- THE REQUEST: Write each line out again exactly as written.

[Entries with figure data]
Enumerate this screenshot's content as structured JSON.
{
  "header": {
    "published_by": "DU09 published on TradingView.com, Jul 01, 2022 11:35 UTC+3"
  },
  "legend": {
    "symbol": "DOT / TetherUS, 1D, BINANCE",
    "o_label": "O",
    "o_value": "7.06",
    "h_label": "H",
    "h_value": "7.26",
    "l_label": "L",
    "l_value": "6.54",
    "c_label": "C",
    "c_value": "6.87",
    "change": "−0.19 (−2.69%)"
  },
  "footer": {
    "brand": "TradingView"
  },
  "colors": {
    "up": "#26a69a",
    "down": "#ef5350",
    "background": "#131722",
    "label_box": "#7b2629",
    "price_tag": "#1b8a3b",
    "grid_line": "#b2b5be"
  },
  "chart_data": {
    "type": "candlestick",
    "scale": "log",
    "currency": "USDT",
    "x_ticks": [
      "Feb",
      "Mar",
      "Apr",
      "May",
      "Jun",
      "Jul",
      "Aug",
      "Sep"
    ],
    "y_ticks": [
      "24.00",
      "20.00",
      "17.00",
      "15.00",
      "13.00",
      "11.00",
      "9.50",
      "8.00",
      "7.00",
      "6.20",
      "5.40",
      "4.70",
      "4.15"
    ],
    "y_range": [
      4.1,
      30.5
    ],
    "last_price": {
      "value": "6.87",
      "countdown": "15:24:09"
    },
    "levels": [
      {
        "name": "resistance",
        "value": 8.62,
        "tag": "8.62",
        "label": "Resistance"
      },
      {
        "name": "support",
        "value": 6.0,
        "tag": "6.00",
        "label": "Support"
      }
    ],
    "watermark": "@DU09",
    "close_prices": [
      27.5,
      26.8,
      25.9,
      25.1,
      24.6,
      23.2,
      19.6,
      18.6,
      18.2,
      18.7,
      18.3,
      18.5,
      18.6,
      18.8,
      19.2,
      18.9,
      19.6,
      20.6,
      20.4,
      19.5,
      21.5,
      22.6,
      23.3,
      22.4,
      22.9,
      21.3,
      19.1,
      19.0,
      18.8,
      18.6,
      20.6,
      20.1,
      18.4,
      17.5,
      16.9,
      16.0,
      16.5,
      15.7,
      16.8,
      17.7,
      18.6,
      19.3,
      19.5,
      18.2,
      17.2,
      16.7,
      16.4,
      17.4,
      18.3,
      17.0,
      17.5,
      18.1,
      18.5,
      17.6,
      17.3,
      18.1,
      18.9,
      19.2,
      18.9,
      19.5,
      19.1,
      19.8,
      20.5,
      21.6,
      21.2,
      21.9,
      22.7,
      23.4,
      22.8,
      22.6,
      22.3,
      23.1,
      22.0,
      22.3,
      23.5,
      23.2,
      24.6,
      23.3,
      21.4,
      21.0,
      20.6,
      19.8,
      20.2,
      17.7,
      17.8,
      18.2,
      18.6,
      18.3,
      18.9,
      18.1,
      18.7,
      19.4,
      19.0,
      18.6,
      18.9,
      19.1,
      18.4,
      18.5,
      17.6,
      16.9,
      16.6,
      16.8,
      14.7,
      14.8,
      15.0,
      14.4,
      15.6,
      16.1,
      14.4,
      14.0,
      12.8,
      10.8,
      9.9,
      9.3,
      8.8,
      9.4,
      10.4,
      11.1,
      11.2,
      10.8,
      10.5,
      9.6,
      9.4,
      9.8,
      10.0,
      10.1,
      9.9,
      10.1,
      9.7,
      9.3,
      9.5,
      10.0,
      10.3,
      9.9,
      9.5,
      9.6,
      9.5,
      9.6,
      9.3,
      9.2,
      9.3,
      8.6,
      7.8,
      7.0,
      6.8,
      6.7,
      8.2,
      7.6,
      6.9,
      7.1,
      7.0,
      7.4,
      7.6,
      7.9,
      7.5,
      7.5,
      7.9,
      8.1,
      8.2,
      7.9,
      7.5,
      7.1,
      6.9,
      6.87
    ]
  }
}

- FINISHED TASK:
Enumerate this screenshot's content as structured JSON.
{
  "header": {
    "published_by": "DU09 published on TradingView.com, Jul 01, 2022 11:35 UTC+3"
  },
  "legend": {
    "symbol": "DOT / TetherUS, 1D, BINANCE",
    "o_label": "O",
    "o_value": "7.06",
    "h_label": "H",
    "h_value": "7.26",
    "l_label": "L",
    "l_value": "6.54",
    "c_label": "C",
    "c_value": "6.87",
    "change": "−0.19 (−2.69%)"
  },
  "footer": {
    "brand": "TradingView"
  },
  "colors": {
    "up": "#26a69a",
    "down": "#ef5350",
    "background": "#131722",
    "label_box": "#7b2629",
    "price_tag": "#1b8a3b",
    "grid_line": "#b2b5be"
  },
  "chart_data": {
    "type": "candlestick",
    "scale": "log",
    "currency": "USDT",
    "x_ticks": [
      "Feb",
      "Mar",
      "Apr",
      "May",
      "Jun",
      "Jul",
      "Aug",
      "Sep"
    ],
    "y_ticks": [
      "24.00",
      "20.00",
      "17.00",
      "15.00",
      "13.00",
      "11.00",
      "9.50",
      "8.00",
      "7.00",
      "6.20",
      "5.40",
      "4.70",
      "4.15"
    ],
    "y_range": [
      4.1,
      30.5
    ],
    "last_price": {
      "value": "6.87",
      "countdown": "15:24:09"
    },
    "levels": [
      {
        "name": "resistance",
        "value": 8.62,
        "tag": "8.62",
        "label": "Resistance"
      },
      {
        "name": "support",
        "value": 6.0,
        "tag": "6.00",
        "label": "Support"
      }
    ],
    "watermark": "@DU09",
    "close_prices": [
      27.5,
      26.8,
      25.9,
      25.1,
      24.6,
      23.2,
      19.6,
      18.6,
      18.2,
      18.7,
      18.3,
      18.5,
      18.6,
      18.8,
      19.2,
      18.9,
      19.6,
      20.6,
      20.4,
      19.5,
      21.5,
      22.6,
      23.3,
      22.4,
      22.9,
      21.3,
      19.1,
      19.0,
      18.8,
      18.6,
      20.6,
      20.1,
      18.4,
      17.5,
      16.9,
      16.0,
      16.5,
      15.7,
      16.8,
      17.7,
      18.6,
      19.3,
      19.5,
      18.2,
      17.2,
      16.7,
      16.4,
      17.4,
      18.3,
      17.0,
      17.5,
      18.1,
      18.5,
      17.6,
      17.3,
      18.1,
      18.9,
      19.2,
      18.9,
      19.5,
      19.1,
      19.8,
      20.5,
      21.6,
      21.2,
      21.9,
      22.7,
      23.4,
      22.8,
      22.6,
      22.3,
      23.1,
      22.0,
      22.3,
      23.5,
      23.2,
      24.6,
      23.3,
      21.4,
      21.0,
      20.6,
      19.8,
      20.2,
      17.7,
      17.8,
      18.2,
      18.6,
      18.3,
      18.9,
      18.1,
      18.7,
      19.4,
      19.0,
      18.6,
      18.9,
      19.1,
      18.4,
      18.5,
      17.6,
      16.9,
      16.6,
      16.8,
      14.7,
      14.8,
      15.0,
      14.4,
      15.6,
      16.1,
      14.4,
      14.0,
      12.8,
      10.8,
      9.9,
      9.3,
      8.8,
      9.4,
      10.4,
      11.1,
      11.2,
      10.8,
      10.5,
      9.6,
      9.4,
      9.8,
      10.0,
      10.1,
      9.9,
      10.1,
      9.7,
      9.3,
      9.5,
      10.0,
      10.3,
      9.9,
      9.5,
      9.6,
      9.5,
      9.6,
      9.3,
      9.2,
      9.3,
      8.6,
      7.8,
      7.0,
      6.8,
      6.7,
      8.2,
      7.6,
      6.9,
      7.1,
      7.0,
      7.4,
      7.6,
      7.9,
      7.5,
      7.5,
      7.9,
      8.1,
      8.2,
      7.9,
      7.5,
      7.1,
      6.9,
      6.87
    ]
  }
}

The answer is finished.